_Request 1_.
Answer these questions from the review of "Dragon's Fist":
(a) Which two Marvel martial arts characters does the review name?
(b) How much did the reviewer pay for a copy, and from which country was it shipped?
(c) Which series does the review say has entries that compete with "Dragon's Fist"?
_Request 2_. Which real people does the review of "Dragon's Fist" name? List every one.
_Request 3_. Write the next few sentences of the review of "Dragon's Fist," picking up after its final sentence.

_Excerpted text_.
↓↓↓

I had been wanting to read this one because of the odd backstory, my love of O'Neil's comic writings and I mean it's a 70's Bruce Lee cash-in. Those three things are hard to beat. After the book came out Dragon made the switch to comics. I assume because it was quicker and easier to write comic scripts then other novels for O'Neil and Berry. Also, Marvel had a couple of martial arts (Shang-Chi and Iron Fist) characters and DC probably needed to drum up some competition. O'Neil was already working there so why not just do the book he wrote? Still, it's an odd origin for a comic book character. Though I guess Shang-Chi's original dad was Sax Rohmer's Fu Manchu, so I guess shit was just weird in the 70s.

"Dragon's Fist" is sadly really hard to come by and that makes this following statement harder to write its nearly hands-down the best martial arts book from the 70's that I've read. Only some entries in the "Black Samurai" series are in competition with it. It's a damned shame that this is out of print and probably never will be, I'm sure the various entanglements legalities of DC Comics/Warner Bros will prevent that. I got lucky paying only $15 to get it shipped from England to me, so keep your eyes peeled and you might snag a reasonably priced copy. As much as I liked it, I would pay the crazy prices that I see for it.

↑↑↑

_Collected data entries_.

↓↓↓

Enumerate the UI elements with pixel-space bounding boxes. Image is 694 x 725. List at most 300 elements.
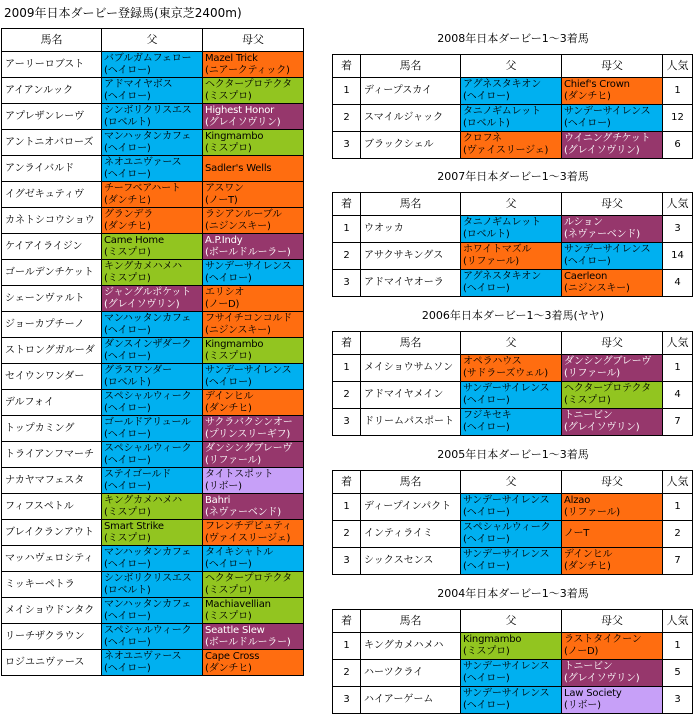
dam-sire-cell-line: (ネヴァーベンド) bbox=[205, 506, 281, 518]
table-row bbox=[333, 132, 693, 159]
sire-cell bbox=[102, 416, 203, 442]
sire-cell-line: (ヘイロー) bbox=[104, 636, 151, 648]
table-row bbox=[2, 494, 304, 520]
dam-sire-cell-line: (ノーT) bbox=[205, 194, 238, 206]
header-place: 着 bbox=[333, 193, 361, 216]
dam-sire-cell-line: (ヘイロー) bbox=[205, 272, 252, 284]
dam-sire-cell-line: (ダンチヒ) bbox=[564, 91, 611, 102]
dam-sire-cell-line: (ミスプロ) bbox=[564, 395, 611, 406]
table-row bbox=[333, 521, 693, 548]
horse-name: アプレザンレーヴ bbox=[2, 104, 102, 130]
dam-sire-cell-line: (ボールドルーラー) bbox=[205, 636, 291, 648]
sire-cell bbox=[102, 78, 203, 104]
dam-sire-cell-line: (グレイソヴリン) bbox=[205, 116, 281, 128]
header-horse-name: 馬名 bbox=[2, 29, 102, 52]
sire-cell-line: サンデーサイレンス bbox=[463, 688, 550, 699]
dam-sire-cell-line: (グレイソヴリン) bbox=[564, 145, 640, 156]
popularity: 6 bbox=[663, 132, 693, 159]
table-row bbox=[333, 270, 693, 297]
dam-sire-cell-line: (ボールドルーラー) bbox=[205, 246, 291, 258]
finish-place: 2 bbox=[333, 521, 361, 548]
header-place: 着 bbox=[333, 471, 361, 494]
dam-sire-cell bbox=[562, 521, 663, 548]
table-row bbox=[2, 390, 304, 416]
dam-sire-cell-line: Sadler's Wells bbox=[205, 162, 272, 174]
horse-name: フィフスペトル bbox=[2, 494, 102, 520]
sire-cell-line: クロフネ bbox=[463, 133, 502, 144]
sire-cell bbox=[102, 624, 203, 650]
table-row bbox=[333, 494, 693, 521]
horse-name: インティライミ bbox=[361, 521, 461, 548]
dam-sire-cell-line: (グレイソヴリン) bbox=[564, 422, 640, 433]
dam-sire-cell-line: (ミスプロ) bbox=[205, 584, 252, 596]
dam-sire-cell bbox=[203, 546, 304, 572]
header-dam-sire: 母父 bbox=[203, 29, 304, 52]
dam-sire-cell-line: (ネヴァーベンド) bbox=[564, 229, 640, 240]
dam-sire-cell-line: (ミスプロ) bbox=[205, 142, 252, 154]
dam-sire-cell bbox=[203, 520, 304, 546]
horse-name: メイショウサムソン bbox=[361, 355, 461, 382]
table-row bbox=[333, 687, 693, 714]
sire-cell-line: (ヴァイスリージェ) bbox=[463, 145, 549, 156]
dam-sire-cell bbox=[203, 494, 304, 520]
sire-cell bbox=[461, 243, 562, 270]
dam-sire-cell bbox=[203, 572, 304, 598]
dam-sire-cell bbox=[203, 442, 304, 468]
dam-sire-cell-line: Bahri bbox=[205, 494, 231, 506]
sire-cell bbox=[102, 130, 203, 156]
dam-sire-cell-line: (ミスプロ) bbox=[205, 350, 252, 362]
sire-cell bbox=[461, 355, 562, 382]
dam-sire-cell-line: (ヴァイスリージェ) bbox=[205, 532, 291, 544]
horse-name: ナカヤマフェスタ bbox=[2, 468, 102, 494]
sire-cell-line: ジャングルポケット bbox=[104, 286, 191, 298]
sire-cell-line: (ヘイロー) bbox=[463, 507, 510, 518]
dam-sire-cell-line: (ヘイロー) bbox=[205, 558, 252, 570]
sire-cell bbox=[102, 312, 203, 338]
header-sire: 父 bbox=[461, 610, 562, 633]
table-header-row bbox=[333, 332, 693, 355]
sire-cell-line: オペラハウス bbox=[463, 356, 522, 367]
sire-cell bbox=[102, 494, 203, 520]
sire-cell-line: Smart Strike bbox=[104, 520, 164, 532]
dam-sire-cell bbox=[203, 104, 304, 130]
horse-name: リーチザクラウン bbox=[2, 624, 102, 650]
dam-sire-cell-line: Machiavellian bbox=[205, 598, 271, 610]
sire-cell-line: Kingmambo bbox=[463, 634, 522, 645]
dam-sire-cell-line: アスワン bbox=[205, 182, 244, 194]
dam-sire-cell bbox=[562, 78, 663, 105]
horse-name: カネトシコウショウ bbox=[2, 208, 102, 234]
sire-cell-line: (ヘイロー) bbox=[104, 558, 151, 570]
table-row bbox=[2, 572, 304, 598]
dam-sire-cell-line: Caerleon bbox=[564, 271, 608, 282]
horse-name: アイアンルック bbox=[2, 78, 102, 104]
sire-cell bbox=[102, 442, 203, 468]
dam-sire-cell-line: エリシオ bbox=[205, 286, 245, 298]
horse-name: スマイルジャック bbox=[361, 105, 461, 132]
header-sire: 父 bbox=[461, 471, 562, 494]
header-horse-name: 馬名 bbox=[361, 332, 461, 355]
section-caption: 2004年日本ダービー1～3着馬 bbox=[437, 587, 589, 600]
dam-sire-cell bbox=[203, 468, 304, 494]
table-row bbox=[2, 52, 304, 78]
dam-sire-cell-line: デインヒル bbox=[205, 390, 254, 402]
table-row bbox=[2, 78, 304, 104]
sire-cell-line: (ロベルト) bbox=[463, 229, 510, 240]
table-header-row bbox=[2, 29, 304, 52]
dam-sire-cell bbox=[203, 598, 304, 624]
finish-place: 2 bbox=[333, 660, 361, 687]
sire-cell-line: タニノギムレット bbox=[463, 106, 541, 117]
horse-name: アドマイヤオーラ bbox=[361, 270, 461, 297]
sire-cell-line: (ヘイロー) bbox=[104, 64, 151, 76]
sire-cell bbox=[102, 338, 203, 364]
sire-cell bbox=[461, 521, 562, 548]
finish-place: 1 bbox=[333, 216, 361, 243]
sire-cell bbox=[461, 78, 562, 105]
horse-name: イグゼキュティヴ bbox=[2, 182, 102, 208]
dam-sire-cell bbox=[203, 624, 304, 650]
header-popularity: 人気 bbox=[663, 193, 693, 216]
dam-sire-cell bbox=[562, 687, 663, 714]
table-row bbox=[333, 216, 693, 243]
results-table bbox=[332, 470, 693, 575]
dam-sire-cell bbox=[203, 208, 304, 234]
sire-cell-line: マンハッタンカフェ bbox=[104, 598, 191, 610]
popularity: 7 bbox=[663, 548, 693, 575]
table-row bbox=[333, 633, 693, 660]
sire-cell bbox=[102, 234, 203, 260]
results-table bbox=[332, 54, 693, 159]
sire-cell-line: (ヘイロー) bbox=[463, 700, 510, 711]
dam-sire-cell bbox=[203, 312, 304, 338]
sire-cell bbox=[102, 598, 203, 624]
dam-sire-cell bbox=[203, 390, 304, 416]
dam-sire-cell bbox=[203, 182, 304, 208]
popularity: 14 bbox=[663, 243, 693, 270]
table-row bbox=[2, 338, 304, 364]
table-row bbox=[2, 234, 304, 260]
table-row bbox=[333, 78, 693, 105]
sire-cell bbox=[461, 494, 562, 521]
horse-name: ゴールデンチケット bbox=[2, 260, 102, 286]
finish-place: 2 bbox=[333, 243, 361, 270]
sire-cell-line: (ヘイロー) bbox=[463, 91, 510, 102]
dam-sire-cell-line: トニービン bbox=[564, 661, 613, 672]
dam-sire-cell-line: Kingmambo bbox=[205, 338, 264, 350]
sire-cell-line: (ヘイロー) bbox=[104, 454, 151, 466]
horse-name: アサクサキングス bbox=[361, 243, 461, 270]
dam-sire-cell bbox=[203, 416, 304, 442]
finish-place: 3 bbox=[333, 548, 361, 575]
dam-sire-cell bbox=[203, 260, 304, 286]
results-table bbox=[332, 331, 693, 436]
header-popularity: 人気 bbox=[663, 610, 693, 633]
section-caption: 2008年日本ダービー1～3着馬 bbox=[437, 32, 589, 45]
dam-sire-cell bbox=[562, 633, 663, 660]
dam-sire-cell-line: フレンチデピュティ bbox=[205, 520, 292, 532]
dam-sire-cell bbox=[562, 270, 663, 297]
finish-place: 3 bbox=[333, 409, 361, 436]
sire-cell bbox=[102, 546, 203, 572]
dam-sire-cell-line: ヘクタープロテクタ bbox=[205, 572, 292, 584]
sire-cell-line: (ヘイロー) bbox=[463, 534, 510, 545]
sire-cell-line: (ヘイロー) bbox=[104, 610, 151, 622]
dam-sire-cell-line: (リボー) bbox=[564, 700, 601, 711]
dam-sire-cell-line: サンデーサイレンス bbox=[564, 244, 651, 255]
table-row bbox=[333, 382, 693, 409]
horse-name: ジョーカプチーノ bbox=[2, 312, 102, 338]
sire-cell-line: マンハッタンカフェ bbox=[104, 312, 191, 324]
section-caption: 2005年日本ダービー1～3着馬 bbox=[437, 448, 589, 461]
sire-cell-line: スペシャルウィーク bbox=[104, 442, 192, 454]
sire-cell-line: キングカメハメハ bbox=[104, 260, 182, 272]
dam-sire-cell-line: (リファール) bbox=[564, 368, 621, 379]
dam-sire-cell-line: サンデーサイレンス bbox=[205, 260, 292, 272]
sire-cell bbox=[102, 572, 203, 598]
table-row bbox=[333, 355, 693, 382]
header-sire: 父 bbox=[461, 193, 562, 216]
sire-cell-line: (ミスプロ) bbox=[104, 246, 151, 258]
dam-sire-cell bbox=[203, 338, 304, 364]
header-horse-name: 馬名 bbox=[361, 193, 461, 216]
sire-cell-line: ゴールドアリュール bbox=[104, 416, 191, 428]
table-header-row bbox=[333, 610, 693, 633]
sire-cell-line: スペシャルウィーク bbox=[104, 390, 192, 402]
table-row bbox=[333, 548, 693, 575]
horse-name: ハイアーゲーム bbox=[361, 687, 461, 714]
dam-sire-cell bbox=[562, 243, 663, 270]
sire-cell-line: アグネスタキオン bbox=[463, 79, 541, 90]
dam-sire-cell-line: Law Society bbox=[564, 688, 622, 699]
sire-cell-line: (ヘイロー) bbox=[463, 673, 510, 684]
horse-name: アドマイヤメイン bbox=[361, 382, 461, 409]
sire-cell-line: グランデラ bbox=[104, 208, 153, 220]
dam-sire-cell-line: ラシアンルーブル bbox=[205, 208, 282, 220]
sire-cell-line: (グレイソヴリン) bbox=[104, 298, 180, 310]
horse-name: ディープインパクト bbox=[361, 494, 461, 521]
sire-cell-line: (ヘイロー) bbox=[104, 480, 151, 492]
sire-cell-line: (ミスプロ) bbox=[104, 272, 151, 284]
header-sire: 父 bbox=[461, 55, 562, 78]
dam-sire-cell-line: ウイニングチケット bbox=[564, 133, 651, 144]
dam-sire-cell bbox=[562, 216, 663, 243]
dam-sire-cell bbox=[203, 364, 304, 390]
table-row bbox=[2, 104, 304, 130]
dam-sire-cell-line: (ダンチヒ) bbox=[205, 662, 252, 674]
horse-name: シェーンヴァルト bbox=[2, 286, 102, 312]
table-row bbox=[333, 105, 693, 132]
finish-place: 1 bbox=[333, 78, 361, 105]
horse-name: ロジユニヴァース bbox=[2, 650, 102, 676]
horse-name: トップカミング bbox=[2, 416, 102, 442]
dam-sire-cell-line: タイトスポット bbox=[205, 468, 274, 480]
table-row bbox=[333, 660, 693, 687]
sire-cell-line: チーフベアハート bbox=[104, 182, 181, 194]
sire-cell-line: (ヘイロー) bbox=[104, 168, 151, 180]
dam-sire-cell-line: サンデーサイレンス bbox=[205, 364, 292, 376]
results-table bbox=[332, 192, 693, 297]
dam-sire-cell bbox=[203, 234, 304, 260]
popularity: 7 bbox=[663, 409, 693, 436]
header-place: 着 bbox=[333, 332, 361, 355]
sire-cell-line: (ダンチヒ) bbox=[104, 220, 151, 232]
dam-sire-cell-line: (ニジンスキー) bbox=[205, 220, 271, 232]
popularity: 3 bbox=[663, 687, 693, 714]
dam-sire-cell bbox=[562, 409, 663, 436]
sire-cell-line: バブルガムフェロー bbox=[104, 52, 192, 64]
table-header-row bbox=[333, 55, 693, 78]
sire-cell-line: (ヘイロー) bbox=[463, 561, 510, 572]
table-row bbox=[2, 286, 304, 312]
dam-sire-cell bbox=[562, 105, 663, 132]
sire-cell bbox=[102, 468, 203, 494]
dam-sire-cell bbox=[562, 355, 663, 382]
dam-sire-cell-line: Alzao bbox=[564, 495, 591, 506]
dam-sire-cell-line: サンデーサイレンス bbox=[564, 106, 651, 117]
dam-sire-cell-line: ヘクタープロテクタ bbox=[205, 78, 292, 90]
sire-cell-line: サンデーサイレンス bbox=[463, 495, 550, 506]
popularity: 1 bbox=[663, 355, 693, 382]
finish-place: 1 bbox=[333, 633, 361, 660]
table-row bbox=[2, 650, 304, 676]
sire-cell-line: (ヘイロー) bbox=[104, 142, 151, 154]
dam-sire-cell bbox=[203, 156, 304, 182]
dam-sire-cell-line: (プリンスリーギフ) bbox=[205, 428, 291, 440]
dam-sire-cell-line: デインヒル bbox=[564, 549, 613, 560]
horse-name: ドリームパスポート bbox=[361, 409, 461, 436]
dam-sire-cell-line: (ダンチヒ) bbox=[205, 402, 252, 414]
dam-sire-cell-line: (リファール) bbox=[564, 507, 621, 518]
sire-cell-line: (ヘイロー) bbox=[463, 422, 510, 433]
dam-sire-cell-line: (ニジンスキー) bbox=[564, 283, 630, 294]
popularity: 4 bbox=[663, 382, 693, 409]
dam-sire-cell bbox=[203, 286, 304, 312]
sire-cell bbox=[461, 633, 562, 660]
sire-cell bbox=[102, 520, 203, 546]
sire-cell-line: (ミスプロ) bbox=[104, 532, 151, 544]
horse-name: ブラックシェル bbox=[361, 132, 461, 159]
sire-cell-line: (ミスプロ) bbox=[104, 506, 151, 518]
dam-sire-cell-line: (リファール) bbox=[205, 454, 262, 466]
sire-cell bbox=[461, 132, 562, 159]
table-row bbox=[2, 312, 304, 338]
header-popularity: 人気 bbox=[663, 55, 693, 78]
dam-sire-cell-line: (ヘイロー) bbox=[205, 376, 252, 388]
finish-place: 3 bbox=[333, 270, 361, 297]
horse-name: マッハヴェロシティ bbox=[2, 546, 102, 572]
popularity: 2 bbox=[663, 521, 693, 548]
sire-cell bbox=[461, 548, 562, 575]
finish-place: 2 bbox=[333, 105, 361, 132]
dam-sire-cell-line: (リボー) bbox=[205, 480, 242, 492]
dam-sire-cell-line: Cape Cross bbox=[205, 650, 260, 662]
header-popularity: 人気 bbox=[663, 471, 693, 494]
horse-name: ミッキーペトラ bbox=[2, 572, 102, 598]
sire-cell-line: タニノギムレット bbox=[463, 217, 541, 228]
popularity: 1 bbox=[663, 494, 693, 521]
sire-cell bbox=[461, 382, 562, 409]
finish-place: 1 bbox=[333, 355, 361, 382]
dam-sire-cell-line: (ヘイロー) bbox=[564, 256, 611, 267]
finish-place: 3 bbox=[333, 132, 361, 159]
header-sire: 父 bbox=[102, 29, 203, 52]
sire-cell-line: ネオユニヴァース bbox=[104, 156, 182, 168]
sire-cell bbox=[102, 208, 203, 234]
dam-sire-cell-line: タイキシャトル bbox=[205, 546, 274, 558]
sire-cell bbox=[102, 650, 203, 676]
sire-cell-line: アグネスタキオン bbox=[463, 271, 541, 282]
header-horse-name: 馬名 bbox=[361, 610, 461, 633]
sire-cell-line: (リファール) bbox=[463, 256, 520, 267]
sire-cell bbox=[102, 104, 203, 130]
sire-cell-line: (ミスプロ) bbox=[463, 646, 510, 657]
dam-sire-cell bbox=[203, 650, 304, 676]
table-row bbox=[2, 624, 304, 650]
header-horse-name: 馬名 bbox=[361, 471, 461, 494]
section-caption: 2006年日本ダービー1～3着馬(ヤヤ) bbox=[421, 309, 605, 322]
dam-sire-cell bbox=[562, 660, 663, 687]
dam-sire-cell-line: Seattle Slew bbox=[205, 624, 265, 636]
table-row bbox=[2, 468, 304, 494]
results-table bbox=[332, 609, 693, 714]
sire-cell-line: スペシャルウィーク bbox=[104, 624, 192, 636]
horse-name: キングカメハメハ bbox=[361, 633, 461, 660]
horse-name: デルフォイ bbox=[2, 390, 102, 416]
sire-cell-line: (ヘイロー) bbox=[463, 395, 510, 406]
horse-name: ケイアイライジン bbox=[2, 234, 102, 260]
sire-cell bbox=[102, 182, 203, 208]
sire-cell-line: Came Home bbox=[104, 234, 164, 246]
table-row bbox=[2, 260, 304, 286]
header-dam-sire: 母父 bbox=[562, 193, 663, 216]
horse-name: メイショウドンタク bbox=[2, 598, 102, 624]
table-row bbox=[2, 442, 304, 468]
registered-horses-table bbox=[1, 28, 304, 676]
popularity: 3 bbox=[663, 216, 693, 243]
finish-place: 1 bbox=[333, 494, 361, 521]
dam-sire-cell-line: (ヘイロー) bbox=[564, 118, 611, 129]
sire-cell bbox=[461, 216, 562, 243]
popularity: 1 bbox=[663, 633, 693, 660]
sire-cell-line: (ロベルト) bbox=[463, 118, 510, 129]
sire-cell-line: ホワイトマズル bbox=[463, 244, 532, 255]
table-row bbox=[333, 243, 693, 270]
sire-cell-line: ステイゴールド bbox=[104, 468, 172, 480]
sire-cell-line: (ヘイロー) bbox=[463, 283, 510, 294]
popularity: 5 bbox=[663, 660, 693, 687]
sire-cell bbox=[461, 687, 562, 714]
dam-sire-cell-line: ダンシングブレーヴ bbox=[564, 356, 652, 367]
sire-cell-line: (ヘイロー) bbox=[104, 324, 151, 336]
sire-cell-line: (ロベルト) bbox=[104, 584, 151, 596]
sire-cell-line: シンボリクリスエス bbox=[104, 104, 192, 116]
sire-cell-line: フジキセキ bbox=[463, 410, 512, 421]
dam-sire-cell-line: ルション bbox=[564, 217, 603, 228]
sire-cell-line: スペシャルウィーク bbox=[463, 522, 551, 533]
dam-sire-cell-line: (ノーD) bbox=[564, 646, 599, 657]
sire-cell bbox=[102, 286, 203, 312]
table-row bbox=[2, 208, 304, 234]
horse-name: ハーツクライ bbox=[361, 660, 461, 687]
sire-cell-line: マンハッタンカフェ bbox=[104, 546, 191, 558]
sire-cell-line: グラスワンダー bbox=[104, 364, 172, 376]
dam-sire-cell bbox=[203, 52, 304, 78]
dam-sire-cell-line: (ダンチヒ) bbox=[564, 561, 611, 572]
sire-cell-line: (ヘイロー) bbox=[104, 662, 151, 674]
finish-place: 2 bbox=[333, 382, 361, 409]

↑↑↑

_Written response 1_.
(a) Shang-Chi and Iron Fist
(b) $15, shipped from England
(c) The "Black Samurai" series

_Written response 2_. Bruce Lee, O'Neil, Berry, Sax Rohmer

_Written response 3_.
Richard Dragon (his real name, some people get all the luck) is a master of a special kind of martial art that combines the best of all the ways. After a criminal way of life, he finds himself being taught by O-Sensei and given a new, better lease on life. He's got a few friends, a dojo in New York and as soon as the book opens, he's got a lot of trouble. See O-Sensei's brother is murdered, and his niece is kidnapped by an evil dude named The Swiss. The ball is rolling for kung-fu fights galore, sex, death, deadly martial arts weapons, funny-named organizations like GOOD, and fire truck chases. Dragon is a stoic kind of guy but the amble (sometimes too much) flashbacks of his life round him out nicely for a Men's Adventure hero. With the origin out of the way I imagine that if there was a book #2 it would have been a corker. 

Despite the multiple flashbacks O'Neil and Berry show their comic book roots by making the book barrel to the end and it's a glorious cinematic ending, which doesn't always happen in M.A. fiction. Humorously Dragon stays at a hotel where a Sci-Fi convention is going on and there's some soft jabs at the "Buck Rogers-people" in attendance, an audience they both probably knew well. Also, the treatment of the female characters is pretty bad which is always a bit of a let-down for me, but it goes with the territory. The book really shines when it comes to action and Kung-fu mysticism. It feels like a lost 70's kung-fu movie. I could just almost see George Lazenby in his Hong Kong years starring in the adaptation. Sigh.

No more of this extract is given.